In the material below, find every line with "Xerox" and pull it out.

<<<<

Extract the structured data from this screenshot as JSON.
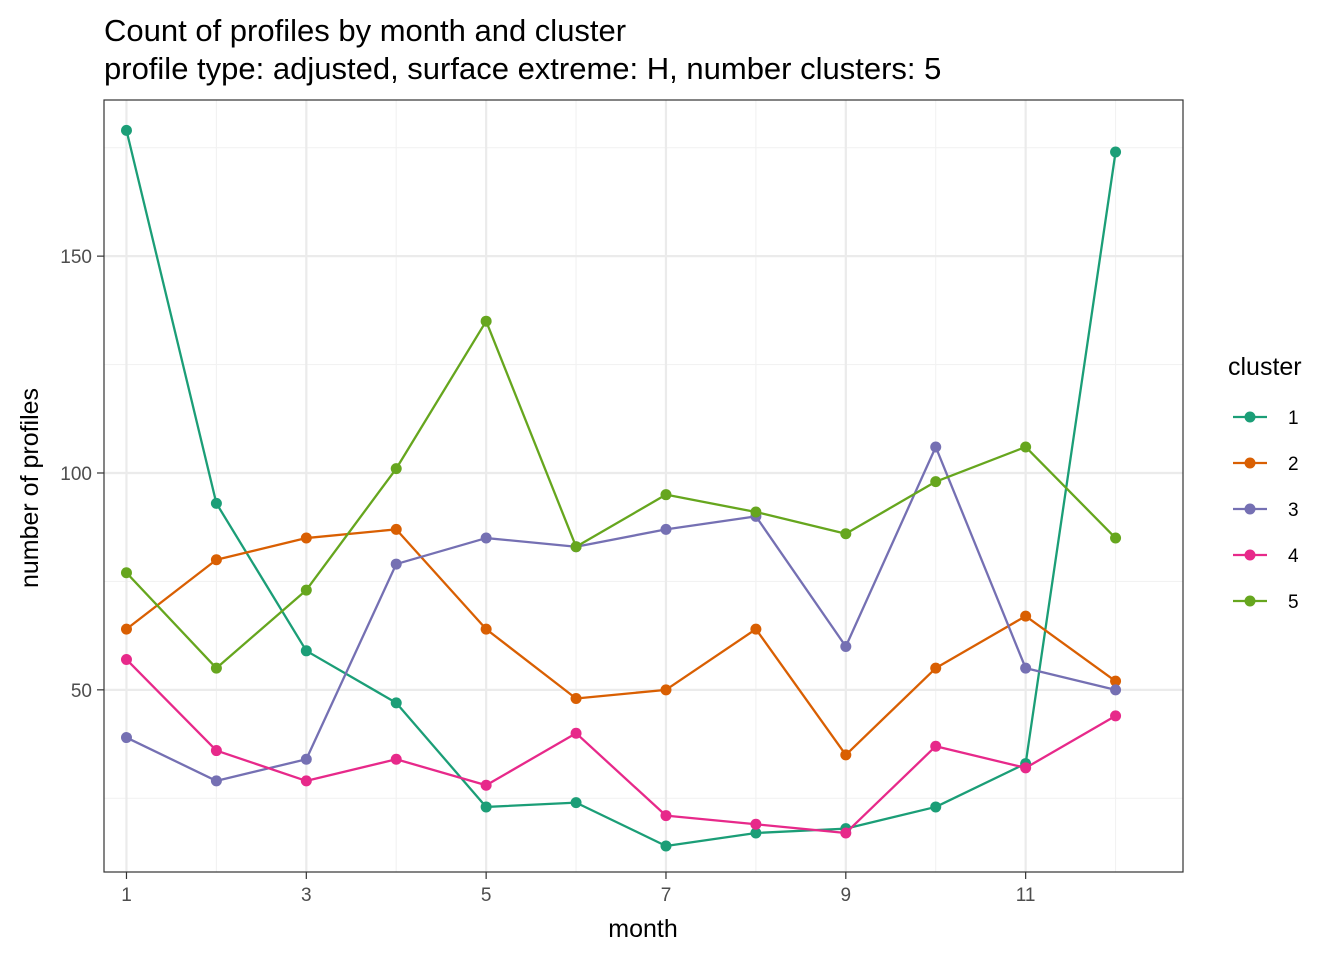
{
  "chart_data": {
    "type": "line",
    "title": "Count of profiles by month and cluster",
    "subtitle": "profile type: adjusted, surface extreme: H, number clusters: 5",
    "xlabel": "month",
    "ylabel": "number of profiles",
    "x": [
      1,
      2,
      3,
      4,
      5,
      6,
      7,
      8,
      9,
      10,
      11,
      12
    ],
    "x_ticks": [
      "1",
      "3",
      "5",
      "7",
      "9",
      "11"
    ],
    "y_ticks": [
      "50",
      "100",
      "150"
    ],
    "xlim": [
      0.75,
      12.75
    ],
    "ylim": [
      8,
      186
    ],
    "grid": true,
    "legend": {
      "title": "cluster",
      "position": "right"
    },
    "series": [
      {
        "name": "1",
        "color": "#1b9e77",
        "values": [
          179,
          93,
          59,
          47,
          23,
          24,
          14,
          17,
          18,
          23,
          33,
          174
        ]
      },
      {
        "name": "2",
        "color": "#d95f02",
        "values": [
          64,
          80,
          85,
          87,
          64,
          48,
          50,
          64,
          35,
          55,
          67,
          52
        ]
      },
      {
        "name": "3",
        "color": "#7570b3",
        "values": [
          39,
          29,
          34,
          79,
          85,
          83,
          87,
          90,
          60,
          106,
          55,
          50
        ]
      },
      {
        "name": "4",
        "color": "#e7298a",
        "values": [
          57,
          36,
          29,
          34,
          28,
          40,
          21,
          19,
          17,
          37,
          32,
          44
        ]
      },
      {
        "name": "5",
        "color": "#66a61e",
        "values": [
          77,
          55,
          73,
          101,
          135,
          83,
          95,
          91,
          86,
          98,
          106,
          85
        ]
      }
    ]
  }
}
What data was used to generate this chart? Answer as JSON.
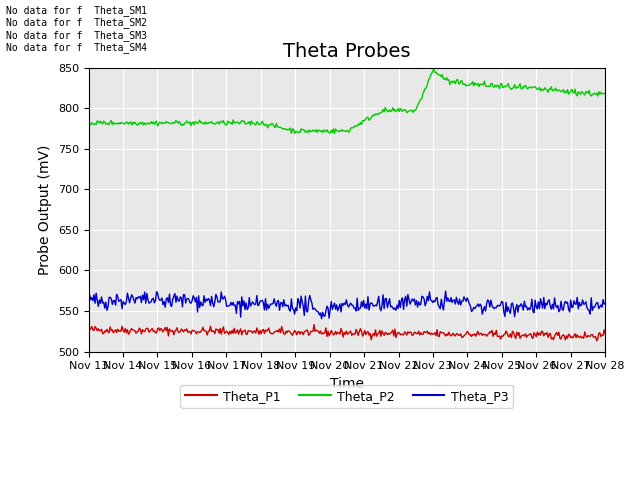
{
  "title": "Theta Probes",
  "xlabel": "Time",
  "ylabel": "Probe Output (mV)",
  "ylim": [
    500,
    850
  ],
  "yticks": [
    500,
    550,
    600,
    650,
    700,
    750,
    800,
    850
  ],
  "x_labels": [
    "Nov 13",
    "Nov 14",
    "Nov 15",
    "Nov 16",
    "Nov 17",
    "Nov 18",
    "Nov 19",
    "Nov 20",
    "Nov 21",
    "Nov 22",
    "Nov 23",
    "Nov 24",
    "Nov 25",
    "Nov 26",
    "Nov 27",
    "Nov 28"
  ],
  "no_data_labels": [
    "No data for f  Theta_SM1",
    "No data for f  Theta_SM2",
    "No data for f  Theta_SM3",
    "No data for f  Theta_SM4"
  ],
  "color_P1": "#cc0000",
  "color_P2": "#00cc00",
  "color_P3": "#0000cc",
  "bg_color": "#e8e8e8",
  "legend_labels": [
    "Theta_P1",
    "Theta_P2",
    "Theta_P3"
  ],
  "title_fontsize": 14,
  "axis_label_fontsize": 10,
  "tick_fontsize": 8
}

>>>>
<<<<

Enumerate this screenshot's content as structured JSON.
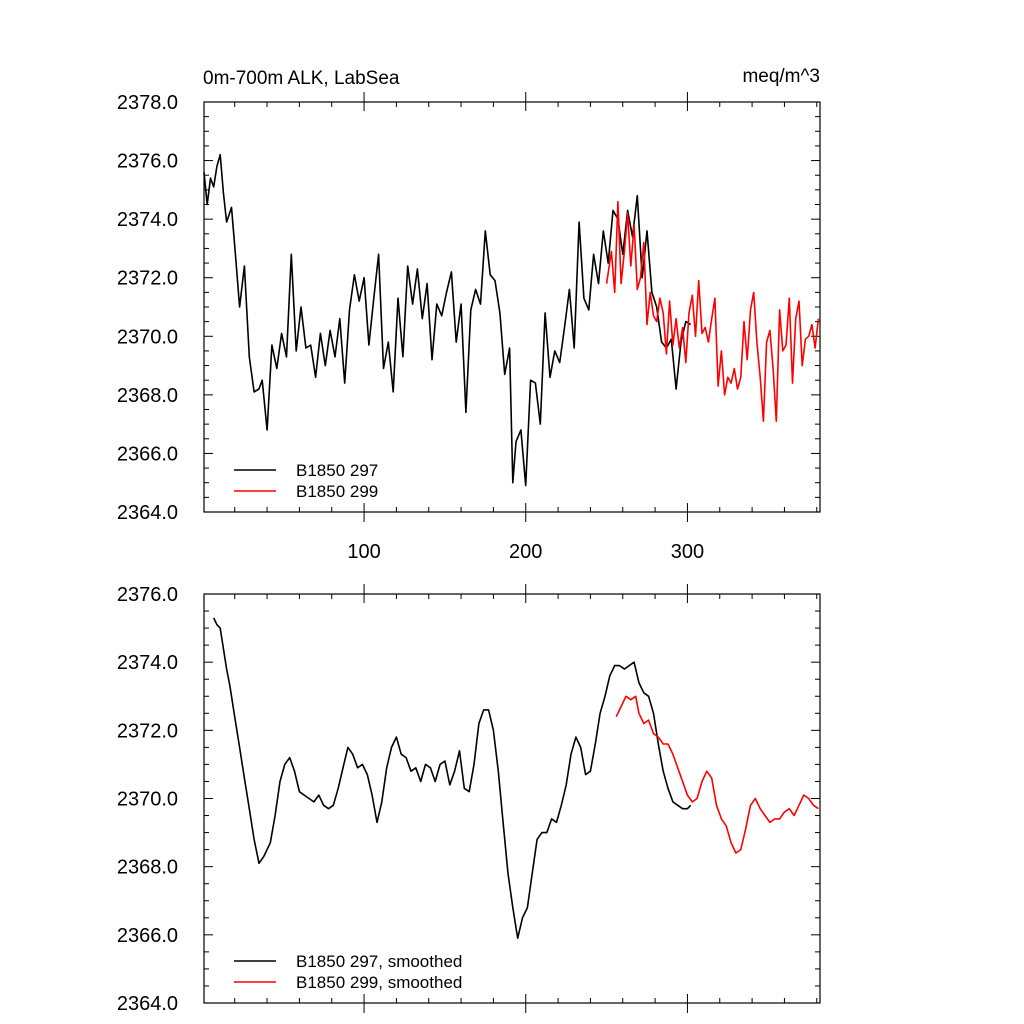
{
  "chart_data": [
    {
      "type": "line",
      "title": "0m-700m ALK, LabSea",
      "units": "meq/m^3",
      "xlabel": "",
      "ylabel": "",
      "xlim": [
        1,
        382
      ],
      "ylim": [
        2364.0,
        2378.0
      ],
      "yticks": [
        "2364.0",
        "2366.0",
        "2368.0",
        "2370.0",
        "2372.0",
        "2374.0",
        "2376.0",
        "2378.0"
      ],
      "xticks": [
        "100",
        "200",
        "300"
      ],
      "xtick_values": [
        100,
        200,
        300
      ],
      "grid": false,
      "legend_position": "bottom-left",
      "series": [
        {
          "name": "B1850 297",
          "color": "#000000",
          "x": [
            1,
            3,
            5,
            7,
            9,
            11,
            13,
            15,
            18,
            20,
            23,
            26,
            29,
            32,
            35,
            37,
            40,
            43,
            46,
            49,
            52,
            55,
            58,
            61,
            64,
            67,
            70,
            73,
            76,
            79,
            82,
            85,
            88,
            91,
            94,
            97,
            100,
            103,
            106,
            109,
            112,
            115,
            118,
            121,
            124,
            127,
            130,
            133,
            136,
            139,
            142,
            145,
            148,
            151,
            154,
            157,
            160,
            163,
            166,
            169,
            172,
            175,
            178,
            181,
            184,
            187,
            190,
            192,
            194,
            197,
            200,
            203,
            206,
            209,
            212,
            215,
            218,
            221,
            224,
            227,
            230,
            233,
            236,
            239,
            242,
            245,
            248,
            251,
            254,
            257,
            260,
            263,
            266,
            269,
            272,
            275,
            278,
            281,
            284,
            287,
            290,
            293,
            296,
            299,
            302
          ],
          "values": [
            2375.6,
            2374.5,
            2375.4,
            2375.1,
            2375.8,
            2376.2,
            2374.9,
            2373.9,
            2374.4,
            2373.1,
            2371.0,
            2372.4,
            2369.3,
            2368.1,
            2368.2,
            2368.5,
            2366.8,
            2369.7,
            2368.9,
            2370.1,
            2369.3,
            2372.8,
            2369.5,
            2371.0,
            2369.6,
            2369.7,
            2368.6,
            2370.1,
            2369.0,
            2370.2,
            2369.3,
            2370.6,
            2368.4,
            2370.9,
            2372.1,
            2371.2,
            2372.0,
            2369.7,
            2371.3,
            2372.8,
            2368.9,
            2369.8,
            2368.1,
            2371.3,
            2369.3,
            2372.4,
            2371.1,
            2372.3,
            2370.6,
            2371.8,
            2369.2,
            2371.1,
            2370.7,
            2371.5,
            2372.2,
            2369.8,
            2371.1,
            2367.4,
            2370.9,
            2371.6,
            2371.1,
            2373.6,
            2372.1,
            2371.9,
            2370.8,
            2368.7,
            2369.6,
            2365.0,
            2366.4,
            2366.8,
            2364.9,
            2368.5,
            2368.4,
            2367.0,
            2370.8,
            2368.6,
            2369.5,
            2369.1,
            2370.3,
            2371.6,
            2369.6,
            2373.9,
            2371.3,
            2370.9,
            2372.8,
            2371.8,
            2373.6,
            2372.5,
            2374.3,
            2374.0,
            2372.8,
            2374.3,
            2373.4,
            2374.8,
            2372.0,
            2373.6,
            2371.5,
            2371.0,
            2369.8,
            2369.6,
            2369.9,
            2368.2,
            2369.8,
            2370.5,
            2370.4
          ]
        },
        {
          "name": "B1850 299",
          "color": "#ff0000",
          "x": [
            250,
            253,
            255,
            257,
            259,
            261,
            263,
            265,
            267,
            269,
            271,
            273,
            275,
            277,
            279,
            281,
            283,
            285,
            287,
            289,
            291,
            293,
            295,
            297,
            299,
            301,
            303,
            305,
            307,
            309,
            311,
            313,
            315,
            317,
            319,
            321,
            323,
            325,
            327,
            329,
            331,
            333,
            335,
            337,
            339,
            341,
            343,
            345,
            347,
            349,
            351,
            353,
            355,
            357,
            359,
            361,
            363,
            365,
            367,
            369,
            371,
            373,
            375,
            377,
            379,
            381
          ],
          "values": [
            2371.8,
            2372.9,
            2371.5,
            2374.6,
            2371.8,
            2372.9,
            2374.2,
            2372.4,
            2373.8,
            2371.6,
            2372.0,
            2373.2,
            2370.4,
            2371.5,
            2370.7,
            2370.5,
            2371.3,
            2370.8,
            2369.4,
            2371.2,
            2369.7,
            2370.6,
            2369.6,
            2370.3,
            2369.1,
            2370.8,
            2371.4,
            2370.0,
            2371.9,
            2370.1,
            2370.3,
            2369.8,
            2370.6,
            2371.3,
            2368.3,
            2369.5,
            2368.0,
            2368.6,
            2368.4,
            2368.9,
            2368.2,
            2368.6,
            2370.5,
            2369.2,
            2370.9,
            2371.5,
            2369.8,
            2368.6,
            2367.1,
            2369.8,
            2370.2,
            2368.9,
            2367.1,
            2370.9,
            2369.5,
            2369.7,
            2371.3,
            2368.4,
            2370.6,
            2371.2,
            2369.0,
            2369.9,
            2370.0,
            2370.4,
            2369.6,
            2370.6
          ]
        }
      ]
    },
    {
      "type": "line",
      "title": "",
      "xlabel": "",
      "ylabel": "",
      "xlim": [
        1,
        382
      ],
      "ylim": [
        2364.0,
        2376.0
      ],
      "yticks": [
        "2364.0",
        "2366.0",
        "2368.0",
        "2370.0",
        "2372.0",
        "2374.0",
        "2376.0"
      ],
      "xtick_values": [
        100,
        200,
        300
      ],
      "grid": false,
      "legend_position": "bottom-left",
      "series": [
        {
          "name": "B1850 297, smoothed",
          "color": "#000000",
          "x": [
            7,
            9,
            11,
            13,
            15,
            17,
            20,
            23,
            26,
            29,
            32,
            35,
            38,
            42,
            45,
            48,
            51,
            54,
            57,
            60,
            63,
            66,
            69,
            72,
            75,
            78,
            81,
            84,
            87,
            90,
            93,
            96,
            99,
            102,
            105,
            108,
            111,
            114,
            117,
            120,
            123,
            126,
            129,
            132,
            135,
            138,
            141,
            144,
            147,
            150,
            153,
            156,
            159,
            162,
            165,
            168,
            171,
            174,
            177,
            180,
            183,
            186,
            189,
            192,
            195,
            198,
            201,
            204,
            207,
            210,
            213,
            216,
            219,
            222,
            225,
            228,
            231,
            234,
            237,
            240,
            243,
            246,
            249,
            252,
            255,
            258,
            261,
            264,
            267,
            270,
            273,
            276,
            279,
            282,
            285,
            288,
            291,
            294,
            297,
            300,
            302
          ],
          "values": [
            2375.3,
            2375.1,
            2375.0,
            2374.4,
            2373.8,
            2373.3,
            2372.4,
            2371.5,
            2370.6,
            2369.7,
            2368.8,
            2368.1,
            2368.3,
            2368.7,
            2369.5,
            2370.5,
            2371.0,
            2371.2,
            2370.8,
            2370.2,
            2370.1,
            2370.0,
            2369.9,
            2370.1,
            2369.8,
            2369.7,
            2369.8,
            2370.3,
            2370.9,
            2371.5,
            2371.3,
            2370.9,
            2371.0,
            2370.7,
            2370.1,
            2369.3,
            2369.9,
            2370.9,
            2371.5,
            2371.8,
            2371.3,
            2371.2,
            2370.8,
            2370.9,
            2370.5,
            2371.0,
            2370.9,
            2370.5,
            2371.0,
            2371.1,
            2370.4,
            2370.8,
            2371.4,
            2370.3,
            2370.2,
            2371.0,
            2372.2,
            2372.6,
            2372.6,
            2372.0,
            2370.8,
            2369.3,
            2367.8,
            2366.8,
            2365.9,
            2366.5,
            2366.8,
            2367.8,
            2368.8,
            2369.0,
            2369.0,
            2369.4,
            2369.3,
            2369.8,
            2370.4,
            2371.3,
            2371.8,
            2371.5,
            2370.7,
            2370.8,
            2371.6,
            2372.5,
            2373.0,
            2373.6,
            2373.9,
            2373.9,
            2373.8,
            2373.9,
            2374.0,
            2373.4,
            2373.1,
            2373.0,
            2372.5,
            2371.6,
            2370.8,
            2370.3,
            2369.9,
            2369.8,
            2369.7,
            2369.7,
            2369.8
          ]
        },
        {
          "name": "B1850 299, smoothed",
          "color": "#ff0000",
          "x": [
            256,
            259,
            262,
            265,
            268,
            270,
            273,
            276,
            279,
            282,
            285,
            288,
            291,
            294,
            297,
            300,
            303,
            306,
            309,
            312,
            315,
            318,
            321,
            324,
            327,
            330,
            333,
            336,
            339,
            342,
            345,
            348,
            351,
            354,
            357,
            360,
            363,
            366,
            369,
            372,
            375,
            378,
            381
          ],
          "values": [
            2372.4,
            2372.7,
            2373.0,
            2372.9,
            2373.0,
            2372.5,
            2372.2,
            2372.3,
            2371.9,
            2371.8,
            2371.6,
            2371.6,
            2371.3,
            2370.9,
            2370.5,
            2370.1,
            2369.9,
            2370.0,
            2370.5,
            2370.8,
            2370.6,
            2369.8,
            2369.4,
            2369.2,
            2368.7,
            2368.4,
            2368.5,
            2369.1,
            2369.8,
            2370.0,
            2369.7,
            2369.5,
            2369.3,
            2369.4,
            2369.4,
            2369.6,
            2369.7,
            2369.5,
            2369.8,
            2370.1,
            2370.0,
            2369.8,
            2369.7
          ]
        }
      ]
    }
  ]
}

>>>>
<<<<

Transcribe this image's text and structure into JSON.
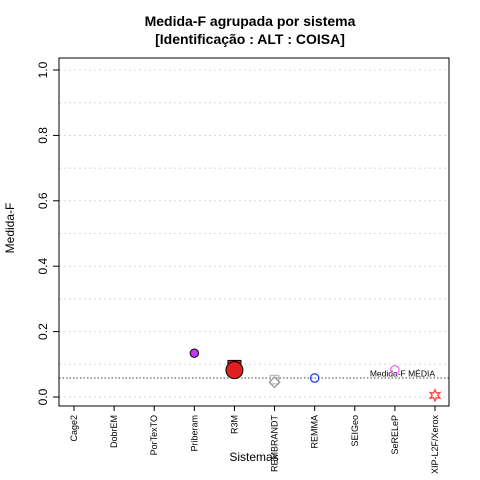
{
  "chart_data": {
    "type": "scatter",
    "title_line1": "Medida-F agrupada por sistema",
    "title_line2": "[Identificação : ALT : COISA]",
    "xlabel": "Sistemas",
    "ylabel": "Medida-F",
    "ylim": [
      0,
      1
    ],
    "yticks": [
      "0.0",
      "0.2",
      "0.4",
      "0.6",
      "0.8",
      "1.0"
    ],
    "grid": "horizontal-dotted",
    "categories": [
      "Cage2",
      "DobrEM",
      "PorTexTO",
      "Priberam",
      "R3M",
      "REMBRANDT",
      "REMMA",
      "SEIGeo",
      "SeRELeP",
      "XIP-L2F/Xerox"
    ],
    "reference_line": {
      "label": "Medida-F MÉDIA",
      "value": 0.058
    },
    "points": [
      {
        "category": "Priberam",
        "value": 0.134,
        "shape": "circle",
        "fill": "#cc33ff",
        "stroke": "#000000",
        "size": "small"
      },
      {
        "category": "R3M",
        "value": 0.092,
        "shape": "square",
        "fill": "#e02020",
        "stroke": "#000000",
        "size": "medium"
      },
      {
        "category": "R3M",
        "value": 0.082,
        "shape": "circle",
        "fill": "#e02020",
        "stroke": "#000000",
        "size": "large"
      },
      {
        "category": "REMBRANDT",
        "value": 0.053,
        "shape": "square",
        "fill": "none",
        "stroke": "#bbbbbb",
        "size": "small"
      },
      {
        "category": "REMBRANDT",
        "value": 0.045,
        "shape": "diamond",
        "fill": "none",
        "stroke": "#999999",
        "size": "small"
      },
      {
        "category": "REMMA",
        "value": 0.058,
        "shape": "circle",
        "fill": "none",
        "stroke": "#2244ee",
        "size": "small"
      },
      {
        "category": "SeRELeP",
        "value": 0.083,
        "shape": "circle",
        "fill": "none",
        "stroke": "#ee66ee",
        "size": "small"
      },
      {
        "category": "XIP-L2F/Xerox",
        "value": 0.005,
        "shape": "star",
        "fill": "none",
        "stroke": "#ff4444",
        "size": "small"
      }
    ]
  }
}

>>>>

Response for this exercise:
      "XIP-L2F/Xerox"
        "category": "XIP-L2F/Xerox",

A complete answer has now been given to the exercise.